--- start of SUPPLIED MATERIAL ---
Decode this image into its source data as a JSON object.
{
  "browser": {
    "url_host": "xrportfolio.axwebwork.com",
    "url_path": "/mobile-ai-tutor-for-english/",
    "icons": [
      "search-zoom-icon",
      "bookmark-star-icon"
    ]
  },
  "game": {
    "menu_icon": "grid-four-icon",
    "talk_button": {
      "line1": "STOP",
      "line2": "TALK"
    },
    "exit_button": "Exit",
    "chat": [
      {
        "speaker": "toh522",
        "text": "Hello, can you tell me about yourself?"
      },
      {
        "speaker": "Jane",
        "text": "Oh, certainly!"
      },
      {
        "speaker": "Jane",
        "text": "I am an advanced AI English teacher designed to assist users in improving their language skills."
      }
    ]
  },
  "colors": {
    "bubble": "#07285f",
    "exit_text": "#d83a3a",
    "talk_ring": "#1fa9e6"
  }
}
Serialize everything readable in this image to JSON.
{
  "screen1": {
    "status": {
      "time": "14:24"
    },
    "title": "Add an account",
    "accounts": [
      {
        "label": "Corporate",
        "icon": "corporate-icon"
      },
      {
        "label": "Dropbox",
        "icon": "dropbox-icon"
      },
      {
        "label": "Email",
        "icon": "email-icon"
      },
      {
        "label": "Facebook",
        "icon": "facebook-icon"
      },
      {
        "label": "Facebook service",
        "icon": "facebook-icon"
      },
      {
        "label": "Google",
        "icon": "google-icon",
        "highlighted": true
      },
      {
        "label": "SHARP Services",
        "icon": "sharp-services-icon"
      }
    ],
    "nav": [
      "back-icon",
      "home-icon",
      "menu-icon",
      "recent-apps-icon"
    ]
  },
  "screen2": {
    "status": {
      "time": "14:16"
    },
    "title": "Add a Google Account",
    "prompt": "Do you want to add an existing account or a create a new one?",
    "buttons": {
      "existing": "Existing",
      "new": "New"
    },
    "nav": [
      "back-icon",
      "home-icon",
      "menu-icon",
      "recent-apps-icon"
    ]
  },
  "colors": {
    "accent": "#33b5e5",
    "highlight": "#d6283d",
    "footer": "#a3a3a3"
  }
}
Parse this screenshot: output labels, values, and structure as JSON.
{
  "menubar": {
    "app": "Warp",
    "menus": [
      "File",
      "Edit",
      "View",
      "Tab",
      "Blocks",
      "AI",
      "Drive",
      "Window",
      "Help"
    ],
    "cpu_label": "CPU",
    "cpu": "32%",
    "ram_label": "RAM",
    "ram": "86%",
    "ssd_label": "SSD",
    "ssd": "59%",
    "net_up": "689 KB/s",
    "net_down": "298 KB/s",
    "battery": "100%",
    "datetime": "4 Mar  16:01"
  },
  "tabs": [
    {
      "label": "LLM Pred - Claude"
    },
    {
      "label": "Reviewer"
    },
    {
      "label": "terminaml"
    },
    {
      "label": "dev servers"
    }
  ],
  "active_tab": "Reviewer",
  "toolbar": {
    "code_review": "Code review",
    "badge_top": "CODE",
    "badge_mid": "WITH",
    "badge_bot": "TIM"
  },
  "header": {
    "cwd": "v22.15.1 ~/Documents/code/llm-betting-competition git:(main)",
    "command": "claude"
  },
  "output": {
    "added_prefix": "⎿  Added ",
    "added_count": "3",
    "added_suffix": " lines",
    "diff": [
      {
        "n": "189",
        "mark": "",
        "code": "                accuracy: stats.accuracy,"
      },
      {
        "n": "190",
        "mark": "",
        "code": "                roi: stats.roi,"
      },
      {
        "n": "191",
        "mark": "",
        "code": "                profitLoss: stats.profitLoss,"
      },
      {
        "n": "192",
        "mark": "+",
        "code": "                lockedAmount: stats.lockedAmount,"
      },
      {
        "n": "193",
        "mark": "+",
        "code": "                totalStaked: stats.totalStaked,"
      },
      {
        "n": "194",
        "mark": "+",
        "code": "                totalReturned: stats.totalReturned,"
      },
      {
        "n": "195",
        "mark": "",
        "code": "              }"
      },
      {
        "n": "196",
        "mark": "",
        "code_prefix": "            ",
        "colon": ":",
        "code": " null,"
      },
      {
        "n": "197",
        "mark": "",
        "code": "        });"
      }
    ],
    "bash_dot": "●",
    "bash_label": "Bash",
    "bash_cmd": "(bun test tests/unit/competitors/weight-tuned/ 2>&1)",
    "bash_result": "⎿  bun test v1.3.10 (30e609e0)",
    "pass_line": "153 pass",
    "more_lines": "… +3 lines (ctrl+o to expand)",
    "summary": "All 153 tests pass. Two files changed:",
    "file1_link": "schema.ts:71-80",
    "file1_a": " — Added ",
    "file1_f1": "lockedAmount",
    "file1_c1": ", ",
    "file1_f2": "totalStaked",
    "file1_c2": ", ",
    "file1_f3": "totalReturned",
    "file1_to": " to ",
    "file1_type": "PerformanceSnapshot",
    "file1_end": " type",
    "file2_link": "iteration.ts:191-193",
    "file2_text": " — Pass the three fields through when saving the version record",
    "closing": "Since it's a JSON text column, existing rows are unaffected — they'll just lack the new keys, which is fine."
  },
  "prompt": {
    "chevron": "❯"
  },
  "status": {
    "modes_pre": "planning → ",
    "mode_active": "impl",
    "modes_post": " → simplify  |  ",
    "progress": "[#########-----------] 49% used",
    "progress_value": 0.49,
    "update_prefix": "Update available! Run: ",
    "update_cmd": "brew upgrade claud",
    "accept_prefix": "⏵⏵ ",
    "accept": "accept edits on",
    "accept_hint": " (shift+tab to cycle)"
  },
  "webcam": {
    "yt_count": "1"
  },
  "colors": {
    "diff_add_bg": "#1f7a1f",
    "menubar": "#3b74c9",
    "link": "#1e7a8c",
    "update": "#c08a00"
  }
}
--- end of SUPPLIED MATERIAL ---
GOAL: Retype all the records, matching them exactly.

ANSWER BELOW:
Decode this image into its source data as a JSON object.
{
  "browser": {
    "url_host": "xrportfolio.axwebwork.com",
    "url_path": "/mobile-ai-tutor-for-english/",
    "icons": [
      "search-zoom-icon",
      "bookmark-star-icon"
    ]
  },
  "game": {
    "menu_icon": "grid-four-icon",
    "talk_button": {
      "line1": "STOP",
      "line2": "TALK"
    },
    "exit_button": "Exit",
    "chat": [
      {
        "speaker": "toh522",
        "text": "Hello, can you tell me about yourself?"
      },
      {
        "speaker": "Jane",
        "text": "Oh, certainly!"
      },
      {
        "speaker": "Jane",
        "text": "I am an advanced AI English teacher designed to assist users in improving their language skills."
      }
    ]
  },
  "colors": {
    "bubble": "#07285f",
    "exit_text": "#d83a3a",
    "talk_ring": "#1fa9e6"
  }
}
Serialize everything readable in this image to JSON.
{
  "screen1": {
    "status": {
      "time": "14:24"
    },
    "title": "Add an account",
    "accounts": [
      {
        "label": "Corporate",
        "icon": "corporate-icon"
      },
      {
        "label": "Dropbox",
        "icon": "dropbox-icon"
      },
      {
        "label": "Email",
        "icon": "email-icon"
      },
      {
        "label": "Facebook",
        "icon": "facebook-icon"
      },
      {
        "label": "Facebook service",
        "icon": "facebook-icon"
      },
      {
        "label": "Google",
        "icon": "google-icon",
        "highlighted": true
      },
      {
        "label": "SHARP Services",
        "icon": "sharp-services-icon"
      }
    ],
    "nav": [
      "back-icon",
      "home-icon",
      "menu-icon",
      "recent-apps-icon"
    ]
  },
  "screen2": {
    "status": {
      "time": "14:16"
    },
    "title": "Add a Google Account",
    "prompt": "Do you want to add an existing account or a create a new one?",
    "buttons": {
      "existing": "Existing",
      "new": "New"
    },
    "nav": [
      "back-icon",
      "home-icon",
      "menu-icon",
      "recent-apps-icon"
    ]
  },
  "colors": {
    "accent": "#33b5e5",
    "highlight": "#d6283d",
    "footer": "#a3a3a3"
  }
}
Parse this screenshot: output labels, values, and structure as JSON.
{
  "menubar": {
    "app": "Warp",
    "menus": [
      "File",
      "Edit",
      "View",
      "Tab",
      "Blocks",
      "AI",
      "Drive",
      "Window",
      "Help"
    ],
    "cpu_label": "CPU",
    "cpu": "32%",
    "ram_label": "RAM",
    "ram": "86%",
    "ssd_label": "SSD",
    "ssd": "59%",
    "net_up": "689 KB/s",
    "net_down": "298 KB/s",
    "battery": "100%",
    "datetime": "4 Mar  16:01"
  },
  "tabs": [
    {
      "label": "LLM Pred - Claude"
    },
    {
      "label": "Reviewer"
    },
    {
      "label": "terminaml"
    },
    {
      "label": "dev servers"
    }
  ],
  "active_tab": "Reviewer",
  "toolbar": {
    "code_review": "Code review",
    "badge_top": "CODE",
    "badge_mid": "WITH",
    "badge_bot": "TIM"
  },
  "header": {
    "cwd": "v22.15.1 ~/Documents/code/llm-betting-competition git:(main)",
    "command": "claude"
  },
  "output": {
    "added_prefix": "⎿  Added ",
    "added_count": "3",
    "added_suffix": " lines",
    "diff": [
      {
        "n": "189",
        "mark": "",
        "code": "                accuracy: stats.accuracy,"
      },
      {
        "n": "190",
        "mark": "",
        "code": "                roi: stats.roi,"
      },
      {
        "n": "191",
        "mark": "",
        "code": "                profitLoss: stats.profitLoss,"
      },
      {
        "n": "192",
        "mark": "+",
        "code": "                lockedAmount: stats.lockedAmount,"
      },
      {
        "n": "193",
        "mark": "+",
        "code": "                totalStaked: stats.totalStaked,"
      },
      {
        "n": "194",
        "mark": "+",
        "code": "                totalReturned: stats.totalReturned,"
      },
      {
        "n": "195",
        "mark": "",
        "code": "              }"
      },
      {
        "n": "196",
        "mark": "",
        "code_prefix": "            ",
        "colon": ":",
        "code": " null,"
      },
      {
        "n": "197",
        "mark": "",
        "code": "        });"
      }
    ],
    "bash_dot": "●",
    "bash_label": "Bash",
    "bash_cmd": "(bun test tests/unit/competitors/weight-tuned/ 2>&1)",
    "bash_result": "⎿  bun test v1.3.10 (30e609e0)",
    "pass_line": "153 pass",
    "more_lines": "… +3 lines (ctrl+o to expand)",
    "summary": "All 153 tests pass. Two files changed:",
    "file1_link": "schema.ts:71-80",
    "file1_a": " — Added ",
    "file1_f1": "lockedAmount",
    "file1_c1": ", ",
    "file1_f2": "totalStaked",
    "file1_c2": ", ",
    "file1_f3": "totalReturned",
    "file1_to": " to ",
    "file1_type": "PerformanceSnapshot",
    "file1_end": " type",
    "file2_link": "iteration.ts:191-193",
    "file2_text": " — Pass the three fields through when saving the version record",
    "closing": "Since it's a JSON text column, existing rows are unaffected — they'll just lack the new keys, which is fine."
  },
  "prompt": {
    "chevron": "❯"
  },
  "status": {
    "modes_pre": "planning → ",
    "mode_active": "impl",
    "modes_post": " → simplify  |  ",
    "progress": "[#########-----------] 49% used",
    "progress_value": 0.49,
    "update_prefix": "Update available! Run: ",
    "update_cmd": "brew upgrade claud",
    "accept_prefix": "⏵⏵ ",
    "accept": "accept edits on",
    "accept_hint": " (shift+tab to cycle)"
  },
  "webcam": {
    "yt_count": "1"
  },
  "colors": {
    "diff_add_bg": "#1f7a1f",
    "menubar": "#3b74c9",
    "link": "#1e7a8c",
    "update": "#c08a00"
  }
}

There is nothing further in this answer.